TASK DETAILS.
Every record should be written out exactly, with the pictures left out.

DATASET EXTRACT.

===============

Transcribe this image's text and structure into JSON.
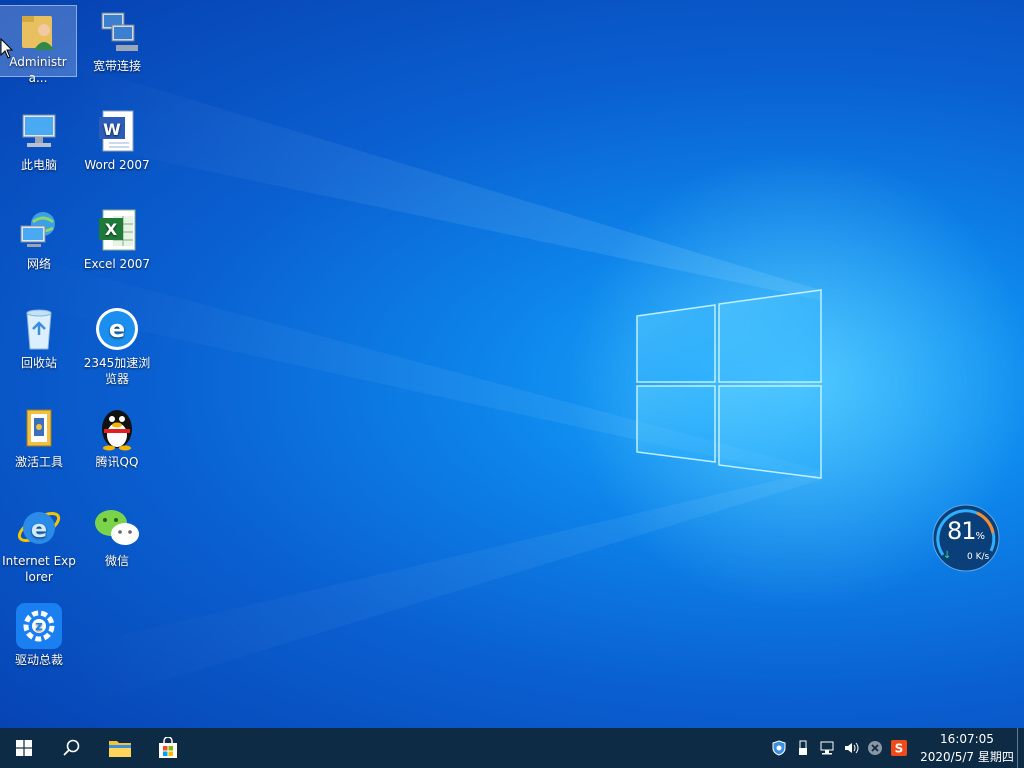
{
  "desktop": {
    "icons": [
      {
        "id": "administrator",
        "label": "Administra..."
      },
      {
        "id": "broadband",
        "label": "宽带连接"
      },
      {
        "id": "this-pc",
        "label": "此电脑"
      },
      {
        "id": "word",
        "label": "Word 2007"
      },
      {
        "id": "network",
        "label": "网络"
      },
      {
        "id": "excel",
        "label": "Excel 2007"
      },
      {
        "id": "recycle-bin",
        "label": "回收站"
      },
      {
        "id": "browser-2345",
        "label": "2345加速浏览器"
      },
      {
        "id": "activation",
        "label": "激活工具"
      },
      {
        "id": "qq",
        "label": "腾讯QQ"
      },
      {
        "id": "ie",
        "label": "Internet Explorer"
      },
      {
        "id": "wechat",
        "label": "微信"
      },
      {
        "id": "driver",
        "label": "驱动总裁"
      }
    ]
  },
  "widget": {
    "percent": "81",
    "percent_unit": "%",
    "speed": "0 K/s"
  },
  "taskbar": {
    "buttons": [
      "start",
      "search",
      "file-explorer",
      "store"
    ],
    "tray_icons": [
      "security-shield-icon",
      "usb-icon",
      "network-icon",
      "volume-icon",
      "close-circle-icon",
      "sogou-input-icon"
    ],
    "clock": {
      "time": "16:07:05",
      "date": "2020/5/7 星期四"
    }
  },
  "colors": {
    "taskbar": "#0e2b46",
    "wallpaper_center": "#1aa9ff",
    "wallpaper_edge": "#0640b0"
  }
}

===============

OUTPUT FOR THIS TASK.
Transcribe this image's text and structure into JSON.
{
  "desktop": {
    "icons": [
      {
        "id": "administrator",
        "label": "Administra..."
      },
      {
        "id": "broadband",
        "label": "宽带连接"
      },
      {
        "id": "this-pc",
        "label": "此电脑"
      },
      {
        "id": "word",
        "label": "Word 2007"
      },
      {
        "id": "network",
        "label": "网络"
      },
      {
        "id": "excel",
        "label": "Excel 2007"
      },
      {
        "id": "recycle-bin",
        "label": "回收站"
      },
      {
        "id": "browser-2345",
        "label": "2345加速浏览器"
      },
      {
        "id": "activation",
        "label": "激活工具"
      },
      {
        "id": "qq",
        "label": "腾讯QQ"
      },
      {
        "id": "ie",
        "label": "Internet Explorer"
      },
      {
        "id": "wechat",
        "label": "微信"
      },
      {
        "id": "driver",
        "label": "驱动总裁"
      }
    ]
  },
  "widget": {
    "percent": "81",
    "percent_unit": "%",
    "speed": "0 K/s"
  },
  "taskbar": {
    "buttons": [
      "start",
      "search",
      "file-explorer",
      "store"
    ],
    "tray_icons": [
      "security-shield-icon",
      "usb-icon",
      "network-icon",
      "volume-icon",
      "close-circle-icon",
      "sogou-input-icon"
    ],
    "clock": {
      "time": "16:07:05",
      "date": "2020/5/7 星期四"
    }
  },
  "colors": {
    "taskbar": "#0e2b46",
    "wallpaper_center": "#1aa9ff",
    "wallpaper_edge": "#0640b0"
  }
}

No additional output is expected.